■ Goal: Restate, word for word, every line of the data.

■ Records shown:
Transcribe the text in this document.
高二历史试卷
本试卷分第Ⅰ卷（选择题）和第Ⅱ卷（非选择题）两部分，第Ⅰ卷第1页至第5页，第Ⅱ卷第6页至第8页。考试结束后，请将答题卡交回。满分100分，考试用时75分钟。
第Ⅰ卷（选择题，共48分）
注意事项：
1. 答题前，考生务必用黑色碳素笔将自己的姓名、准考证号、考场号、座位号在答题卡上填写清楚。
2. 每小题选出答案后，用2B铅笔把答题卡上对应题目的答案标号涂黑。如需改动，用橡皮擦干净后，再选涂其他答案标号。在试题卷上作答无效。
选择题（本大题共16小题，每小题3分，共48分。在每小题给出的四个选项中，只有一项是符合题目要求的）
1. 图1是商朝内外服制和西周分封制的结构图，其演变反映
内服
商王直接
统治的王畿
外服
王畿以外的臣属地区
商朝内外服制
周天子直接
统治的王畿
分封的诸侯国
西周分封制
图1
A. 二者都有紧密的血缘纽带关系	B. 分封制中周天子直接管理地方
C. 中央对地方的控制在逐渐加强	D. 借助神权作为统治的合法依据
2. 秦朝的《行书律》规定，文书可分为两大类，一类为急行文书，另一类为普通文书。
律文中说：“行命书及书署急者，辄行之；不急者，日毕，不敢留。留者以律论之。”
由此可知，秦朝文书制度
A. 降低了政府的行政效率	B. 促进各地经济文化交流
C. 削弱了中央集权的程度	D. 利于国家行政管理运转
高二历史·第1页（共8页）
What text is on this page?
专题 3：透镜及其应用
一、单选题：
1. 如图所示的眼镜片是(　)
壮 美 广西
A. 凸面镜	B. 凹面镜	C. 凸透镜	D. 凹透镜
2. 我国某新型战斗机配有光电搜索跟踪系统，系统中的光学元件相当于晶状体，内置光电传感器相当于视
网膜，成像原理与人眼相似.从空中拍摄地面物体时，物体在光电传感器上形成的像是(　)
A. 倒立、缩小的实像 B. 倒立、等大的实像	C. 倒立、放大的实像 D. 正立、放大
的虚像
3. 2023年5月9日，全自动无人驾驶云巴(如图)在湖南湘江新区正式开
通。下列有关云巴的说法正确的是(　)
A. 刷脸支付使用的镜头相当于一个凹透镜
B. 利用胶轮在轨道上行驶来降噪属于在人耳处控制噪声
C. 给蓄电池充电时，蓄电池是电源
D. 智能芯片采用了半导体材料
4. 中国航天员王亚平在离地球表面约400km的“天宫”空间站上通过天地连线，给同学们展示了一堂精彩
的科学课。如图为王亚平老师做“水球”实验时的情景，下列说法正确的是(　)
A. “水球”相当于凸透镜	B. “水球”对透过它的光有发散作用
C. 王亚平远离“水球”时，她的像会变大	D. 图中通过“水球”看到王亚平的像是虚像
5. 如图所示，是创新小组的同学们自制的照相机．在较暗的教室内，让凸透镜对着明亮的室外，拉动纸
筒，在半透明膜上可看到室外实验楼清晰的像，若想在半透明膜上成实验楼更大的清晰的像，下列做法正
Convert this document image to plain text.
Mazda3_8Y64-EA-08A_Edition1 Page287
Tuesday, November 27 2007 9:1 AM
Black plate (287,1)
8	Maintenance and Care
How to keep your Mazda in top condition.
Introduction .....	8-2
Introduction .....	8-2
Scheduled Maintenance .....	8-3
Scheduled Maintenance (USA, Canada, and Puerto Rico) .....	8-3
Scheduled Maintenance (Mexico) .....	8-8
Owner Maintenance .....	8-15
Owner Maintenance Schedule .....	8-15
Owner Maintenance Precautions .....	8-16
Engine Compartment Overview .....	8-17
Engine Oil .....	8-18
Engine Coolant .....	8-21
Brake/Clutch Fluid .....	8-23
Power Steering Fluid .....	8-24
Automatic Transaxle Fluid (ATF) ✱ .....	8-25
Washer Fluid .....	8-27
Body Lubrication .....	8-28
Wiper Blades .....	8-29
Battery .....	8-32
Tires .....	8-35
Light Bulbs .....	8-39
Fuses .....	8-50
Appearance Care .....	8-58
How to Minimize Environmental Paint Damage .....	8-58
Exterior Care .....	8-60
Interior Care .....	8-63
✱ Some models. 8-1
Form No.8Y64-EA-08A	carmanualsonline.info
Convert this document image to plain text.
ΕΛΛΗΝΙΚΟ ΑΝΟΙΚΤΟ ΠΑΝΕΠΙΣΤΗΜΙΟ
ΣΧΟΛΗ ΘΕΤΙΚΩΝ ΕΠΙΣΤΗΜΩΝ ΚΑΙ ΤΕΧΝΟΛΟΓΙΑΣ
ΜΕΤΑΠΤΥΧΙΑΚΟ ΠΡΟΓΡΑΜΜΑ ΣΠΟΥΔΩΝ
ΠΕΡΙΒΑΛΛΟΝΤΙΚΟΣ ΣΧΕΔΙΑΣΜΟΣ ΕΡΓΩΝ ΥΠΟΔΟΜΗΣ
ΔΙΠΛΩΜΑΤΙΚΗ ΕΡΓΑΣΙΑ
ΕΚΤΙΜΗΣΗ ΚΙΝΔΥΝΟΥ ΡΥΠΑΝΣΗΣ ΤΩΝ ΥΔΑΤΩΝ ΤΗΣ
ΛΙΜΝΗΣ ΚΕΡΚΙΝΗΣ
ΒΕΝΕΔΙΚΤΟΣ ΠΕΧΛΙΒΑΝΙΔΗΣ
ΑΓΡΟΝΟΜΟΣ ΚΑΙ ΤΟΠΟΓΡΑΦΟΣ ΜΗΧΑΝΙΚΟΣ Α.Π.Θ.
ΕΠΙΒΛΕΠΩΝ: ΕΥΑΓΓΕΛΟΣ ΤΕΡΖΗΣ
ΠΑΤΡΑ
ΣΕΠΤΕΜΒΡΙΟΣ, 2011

■ Answer to this task:
Transcribe the text in this document.
高二历史试卷
本试卷分第Ⅰ卷（选择题）和第Ⅱ卷（非选择题）两部分，第Ⅰ卷第1页至第5页，第Ⅱ卷第6页至第8页。考试结束后，请将答题卡交回。满分100分，考试用时75分钟。
第Ⅰ卷（选择题，共48分）
注意事项：
1. 答题前，考生务必用黑色碳素笔将自己的姓名、准考证号、考场号、座位号在答题卡上填写清楚。
2. 每小题选出答案后，用2B铅笔把答题卡上对应题目的答案标号涂黑。如需改动，用橡皮擦干净后，再选涂其他答案标号。在试题卷上作答无效。
选择题（本大题共16小题，每小题3分，共48分。在每小题给出的四个选项中，只有一项是符合题目要求的）
1. 图1是商朝内外服制和西周分封制的结构图，其演变反映
内服
商王直接
统治的王畿
外服
王畿以外的臣属地区
商朝内外服制
周天子直接
统治的王畿
分封的诸侯国
西周分封制
图1
A. 二者都有紧密的血缘纽带关系	B. 分封制中周天子直接管理地方
C. 中央对地方的控制在逐渐加强	D. 借助神权作为统治的合法依据
2. 秦朝的《行书律》规定，文书可分为两大类，一类为急行文书，另一类为普通文书。
律文中说：“行命书及书署急者，辄行之；不急者，日毕，不敢留。留者以律论之。”
由此可知，秦朝文书制度
A. 降低了政府的行政效率	B. 促进各地经济文化交流
C. 削弱了中央集权的程度	D. 利于国家行政管理运转
高二历史·第1页（共8页）
What text is on this page?
专题 3：透镜及其应用
一、单选题：
1. 如图所示的眼镜片是(　)
壮 美 广西
A. 凸面镜	B. 凹面镜	C. 凸透镜	D. 凹透镜
2. 我国某新型战斗机配有光电搜索跟踪系统，系统中的光学元件相当于晶状体，内置光电传感器相当于视
网膜，成像原理与人眼相似.从空中拍摄地面物体时，物体在光电传感器上形成的像是(　)
A. 倒立、缩小的实像 B. 倒立、等大的实像	C. 倒立、放大的实像 D. 正立、放大
的虚像
3. 2023年5月9日，全自动无人驾驶云巴(如图)在湖南湘江新区正式开
通。下列有关云巴的说法正确的是(　)
A. 刷脸支付使用的镜头相当于一个凹透镜
B. 利用胶轮在轨道上行驶来降噪属于在人耳处控制噪声
C. 给蓄电池充电时，蓄电池是电源
D. 智能芯片采用了半导体材料
4. 中国航天员王亚平在离地球表面约400km的“天宫”空间站上通过天地连线，给同学们展示了一堂精彩
的科学课。如图为王亚平老师做“水球”实验时的情景，下列说法正确的是(　)
A. “水球”相当于凸透镜	B. “水球”对透过它的光有发散作用
C. 王亚平远离“水球”时，她的像会变大	D. 图中通过“水球”看到王亚平的像是虚像
5. 如图所示，是创新小组的同学们自制的照相机．在较暗的教室内，让凸透镜对着明亮的室外，拉动纸
筒，在半透明膜上可看到室外实验楼清晰的像，若想在半透明膜上成实验楼更大的清晰的像，下列做法正
Convert this document image to plain text.
Mazda3_8Y64-EA-08A_Edition1 Page287
Tuesday, November 27 2007 9:1 AM
Black plate (287,1)
8	Maintenance and Care
How to keep your Mazda in top condition.
Introduction .....	8-2
Introduction .....	8-2
Scheduled Maintenance .....	8-3
Scheduled Maintenance (USA, Canada, and Puerto Rico) .....	8-3
Scheduled Maintenance (Mexico) .....	8-8
Owner Maintenance .....	8-15
Owner Maintenance Schedule .....	8-15
Owner Maintenance Precautions .....	8-16
Engine Compartment Overview .....	8-17
Engine Oil .....	8-18
Engine Coolant .....	8-21
Brake/Clutch Fluid .....	8-23
Power Steering Fluid .....	8-24
Automatic Transaxle Fluid (ATF) ✱ .....	8-25
Washer Fluid .....	8-27
Body Lubrication .....	8-28
Wiper Blades .....	8-29
Battery .....	8-32
Tires .....	8-35
Light Bulbs .....	8-39
Fuses .....	8-50
Appearance Care .....	8-58
How to Minimize Environmental Paint Damage .....	8-58
Exterior Care .....	8-60
Interior Care .....	8-63
✱ Some models. 8-1
Form No.8Y64-EA-08A	carmanualsonline.info
Convert this document image to plain text.
ΕΛΛΗΝΙΚΟ ΑΝΟΙΚΤΟ ΠΑΝΕΠΙΣΤΗΜΙΟ
ΣΧΟΛΗ ΘΕΤΙΚΩΝ ΕΠΙΣΤΗΜΩΝ ΚΑΙ ΤΕΧΝΟΛΟΓΙΑΣ
ΜΕΤΑΠΤΥΧΙΑΚΟ ΠΡΟΓΡΑΜΜΑ ΣΠΟΥΔΩΝ
ΠΕΡΙΒΑΛΛΟΝΤΙΚΟΣ ΣΧΕΔΙΑΣΜΟΣ ΕΡΓΩΝ ΥΠΟΔΟΜΗΣ
ΔΙΠΛΩΜΑΤΙΚΗ ΕΡΓΑΣΙΑ
ΕΚΤΙΜΗΣΗ ΚΙΝΔΥΝΟΥ ΡΥΠΑΝΣΗΣ ΤΩΝ ΥΔΑΤΩΝ ΤΗΣ
ΛΙΜΝΗΣ ΚΕΡΚΙΝΗΣ
ΒΕΝΕΔΙΚΤΟΣ ΠΕΧΛΙΒΑΝΙΔΗΣ
ΑΓΡΟΝΟΜΟΣ ΚΑΙ ΤΟΠΟΓΡΑΦΟΣ ΜΗΧΑΝΙΚΟΣ Α.Π.Θ.
ΕΠΙΒΛΕΠΩΝ: ΕΥΑΓΓΕΛΟΣ ΤΕΡΖΗΣ
ΠΑΤΡΑ
ΣΕΠΤΕΜΒΡΙΟΣ, 2011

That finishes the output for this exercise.